─── INPUT FOR THIS TASK ───
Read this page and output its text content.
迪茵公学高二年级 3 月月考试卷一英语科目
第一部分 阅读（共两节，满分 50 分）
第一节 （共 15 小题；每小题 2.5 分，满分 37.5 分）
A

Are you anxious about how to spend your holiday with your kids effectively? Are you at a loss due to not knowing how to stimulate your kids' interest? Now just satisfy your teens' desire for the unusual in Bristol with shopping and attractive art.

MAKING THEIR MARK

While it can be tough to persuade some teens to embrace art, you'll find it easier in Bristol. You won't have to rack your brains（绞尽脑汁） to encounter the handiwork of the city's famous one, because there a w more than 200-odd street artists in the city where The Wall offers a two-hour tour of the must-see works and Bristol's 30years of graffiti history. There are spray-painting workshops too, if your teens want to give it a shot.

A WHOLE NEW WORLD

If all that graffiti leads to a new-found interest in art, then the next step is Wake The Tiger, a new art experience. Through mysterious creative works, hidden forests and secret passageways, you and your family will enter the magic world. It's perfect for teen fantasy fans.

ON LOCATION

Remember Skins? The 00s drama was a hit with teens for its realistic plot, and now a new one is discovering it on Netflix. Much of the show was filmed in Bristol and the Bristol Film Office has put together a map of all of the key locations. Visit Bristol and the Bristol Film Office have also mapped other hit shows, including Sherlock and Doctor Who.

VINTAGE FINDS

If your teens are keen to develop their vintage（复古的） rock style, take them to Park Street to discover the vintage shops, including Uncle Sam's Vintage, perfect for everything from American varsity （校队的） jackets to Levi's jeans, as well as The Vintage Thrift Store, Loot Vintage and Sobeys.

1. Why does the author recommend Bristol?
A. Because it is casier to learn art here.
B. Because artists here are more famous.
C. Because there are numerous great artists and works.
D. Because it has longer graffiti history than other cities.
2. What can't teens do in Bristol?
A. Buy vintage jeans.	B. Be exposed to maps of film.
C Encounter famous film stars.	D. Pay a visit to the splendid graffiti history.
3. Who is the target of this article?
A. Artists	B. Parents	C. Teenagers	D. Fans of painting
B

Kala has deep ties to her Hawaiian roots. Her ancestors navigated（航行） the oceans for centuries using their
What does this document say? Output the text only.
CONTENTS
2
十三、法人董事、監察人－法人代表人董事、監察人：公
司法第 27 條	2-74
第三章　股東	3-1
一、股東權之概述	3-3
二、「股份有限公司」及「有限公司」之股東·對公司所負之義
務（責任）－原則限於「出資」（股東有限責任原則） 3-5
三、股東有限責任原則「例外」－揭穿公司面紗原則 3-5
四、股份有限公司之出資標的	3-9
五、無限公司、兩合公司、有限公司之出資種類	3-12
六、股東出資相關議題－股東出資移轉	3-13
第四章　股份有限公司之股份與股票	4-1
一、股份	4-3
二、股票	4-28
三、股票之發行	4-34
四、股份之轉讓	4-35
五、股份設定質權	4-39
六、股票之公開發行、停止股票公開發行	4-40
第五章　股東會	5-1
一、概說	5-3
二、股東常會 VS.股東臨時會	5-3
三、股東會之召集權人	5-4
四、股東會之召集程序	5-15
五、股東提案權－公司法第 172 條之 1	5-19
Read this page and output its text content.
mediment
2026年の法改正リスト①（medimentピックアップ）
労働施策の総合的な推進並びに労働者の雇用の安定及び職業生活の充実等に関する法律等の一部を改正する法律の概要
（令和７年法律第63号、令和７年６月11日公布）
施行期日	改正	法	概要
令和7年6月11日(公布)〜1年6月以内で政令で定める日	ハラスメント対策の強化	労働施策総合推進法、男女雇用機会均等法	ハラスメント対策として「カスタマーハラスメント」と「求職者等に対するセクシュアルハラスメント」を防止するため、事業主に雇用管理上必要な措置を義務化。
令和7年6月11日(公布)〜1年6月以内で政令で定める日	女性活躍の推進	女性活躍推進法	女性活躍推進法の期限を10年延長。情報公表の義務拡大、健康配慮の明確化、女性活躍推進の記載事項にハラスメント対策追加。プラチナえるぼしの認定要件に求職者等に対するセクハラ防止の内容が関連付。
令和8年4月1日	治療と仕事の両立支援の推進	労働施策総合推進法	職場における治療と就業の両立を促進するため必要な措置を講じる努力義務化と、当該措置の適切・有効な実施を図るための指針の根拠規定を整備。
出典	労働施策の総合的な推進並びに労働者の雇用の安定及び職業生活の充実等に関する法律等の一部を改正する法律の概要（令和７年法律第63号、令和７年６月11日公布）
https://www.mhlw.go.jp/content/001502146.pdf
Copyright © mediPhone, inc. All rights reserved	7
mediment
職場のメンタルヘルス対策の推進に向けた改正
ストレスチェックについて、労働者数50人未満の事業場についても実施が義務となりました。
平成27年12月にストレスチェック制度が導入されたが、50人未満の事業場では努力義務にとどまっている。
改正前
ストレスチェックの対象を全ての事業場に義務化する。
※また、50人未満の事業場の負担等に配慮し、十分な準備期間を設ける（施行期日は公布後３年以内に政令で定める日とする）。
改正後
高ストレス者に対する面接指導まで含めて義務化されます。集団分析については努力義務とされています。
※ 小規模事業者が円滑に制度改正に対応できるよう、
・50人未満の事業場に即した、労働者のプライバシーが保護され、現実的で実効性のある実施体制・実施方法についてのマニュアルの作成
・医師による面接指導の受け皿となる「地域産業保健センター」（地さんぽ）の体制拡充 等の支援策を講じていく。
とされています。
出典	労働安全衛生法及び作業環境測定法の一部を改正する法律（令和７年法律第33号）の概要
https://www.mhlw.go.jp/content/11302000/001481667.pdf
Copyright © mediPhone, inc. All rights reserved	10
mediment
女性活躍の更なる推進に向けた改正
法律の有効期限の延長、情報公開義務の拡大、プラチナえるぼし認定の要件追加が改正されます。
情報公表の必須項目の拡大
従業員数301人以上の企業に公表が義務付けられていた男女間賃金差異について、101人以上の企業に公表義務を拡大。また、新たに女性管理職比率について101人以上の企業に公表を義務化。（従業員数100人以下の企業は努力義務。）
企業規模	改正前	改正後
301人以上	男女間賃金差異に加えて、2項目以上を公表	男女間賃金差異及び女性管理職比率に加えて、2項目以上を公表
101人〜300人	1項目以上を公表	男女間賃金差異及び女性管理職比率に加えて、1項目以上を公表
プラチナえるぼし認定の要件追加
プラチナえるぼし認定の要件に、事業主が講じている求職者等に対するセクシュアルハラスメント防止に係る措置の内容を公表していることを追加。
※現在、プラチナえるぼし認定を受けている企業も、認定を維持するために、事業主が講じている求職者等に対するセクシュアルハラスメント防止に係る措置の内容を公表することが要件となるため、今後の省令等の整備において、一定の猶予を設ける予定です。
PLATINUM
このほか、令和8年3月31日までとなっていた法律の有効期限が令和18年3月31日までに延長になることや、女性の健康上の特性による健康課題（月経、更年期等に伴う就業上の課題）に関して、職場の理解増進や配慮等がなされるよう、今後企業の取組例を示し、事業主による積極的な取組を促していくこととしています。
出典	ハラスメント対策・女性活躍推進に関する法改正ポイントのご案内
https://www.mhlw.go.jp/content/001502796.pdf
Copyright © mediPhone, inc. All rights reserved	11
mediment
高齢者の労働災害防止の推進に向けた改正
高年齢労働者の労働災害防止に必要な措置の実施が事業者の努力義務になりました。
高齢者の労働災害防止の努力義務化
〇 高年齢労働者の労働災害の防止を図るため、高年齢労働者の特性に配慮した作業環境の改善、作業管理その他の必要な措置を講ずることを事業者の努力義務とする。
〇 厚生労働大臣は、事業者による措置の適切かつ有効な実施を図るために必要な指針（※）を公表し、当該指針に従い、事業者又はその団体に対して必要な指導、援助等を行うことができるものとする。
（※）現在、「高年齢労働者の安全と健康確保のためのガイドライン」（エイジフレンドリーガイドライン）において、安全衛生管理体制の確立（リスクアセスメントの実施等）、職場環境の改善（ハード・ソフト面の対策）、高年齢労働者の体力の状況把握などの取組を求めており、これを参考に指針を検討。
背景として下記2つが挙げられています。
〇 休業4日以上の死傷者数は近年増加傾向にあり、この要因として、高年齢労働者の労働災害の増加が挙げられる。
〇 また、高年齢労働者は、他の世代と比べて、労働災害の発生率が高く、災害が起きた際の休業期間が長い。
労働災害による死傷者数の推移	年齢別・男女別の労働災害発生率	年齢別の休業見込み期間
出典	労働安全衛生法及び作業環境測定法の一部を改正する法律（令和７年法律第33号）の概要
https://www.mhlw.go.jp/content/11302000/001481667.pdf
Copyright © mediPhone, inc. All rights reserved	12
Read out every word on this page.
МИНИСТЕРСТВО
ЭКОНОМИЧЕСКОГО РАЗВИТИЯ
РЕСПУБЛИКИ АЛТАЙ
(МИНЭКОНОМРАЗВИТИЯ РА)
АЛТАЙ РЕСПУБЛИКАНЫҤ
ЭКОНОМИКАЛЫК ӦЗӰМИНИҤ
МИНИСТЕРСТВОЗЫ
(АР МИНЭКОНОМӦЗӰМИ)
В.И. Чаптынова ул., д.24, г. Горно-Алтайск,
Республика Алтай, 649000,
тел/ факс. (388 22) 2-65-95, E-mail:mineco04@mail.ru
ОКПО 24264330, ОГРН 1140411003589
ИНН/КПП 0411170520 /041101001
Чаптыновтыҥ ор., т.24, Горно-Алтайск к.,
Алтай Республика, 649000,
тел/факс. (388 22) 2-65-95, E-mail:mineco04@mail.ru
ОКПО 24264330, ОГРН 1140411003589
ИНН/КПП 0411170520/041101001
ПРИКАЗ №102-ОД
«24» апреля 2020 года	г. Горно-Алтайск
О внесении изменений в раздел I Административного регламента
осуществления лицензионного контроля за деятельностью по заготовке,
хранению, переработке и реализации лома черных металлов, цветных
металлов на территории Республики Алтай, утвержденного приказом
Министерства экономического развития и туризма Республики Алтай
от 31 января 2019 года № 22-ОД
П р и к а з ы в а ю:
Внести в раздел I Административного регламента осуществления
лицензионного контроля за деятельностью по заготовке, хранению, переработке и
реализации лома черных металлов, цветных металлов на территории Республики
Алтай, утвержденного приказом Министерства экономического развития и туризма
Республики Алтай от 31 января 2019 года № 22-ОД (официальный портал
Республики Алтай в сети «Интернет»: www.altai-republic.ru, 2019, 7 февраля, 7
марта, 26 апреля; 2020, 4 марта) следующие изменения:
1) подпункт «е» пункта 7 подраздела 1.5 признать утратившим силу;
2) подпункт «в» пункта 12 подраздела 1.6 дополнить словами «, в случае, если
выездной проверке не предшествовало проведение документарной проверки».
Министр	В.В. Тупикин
───
• [EXERCISE BRIEF] Scan the material above. Return every line containing the string "металлов".

• [EXPECTED OUTPUT]
хранению, переработке и реализации лома черных металлов, цветных
металлов на территории Республики Алтай, утвержденного приказом
реализации лома черных металлов, цветных металлов на территории Республики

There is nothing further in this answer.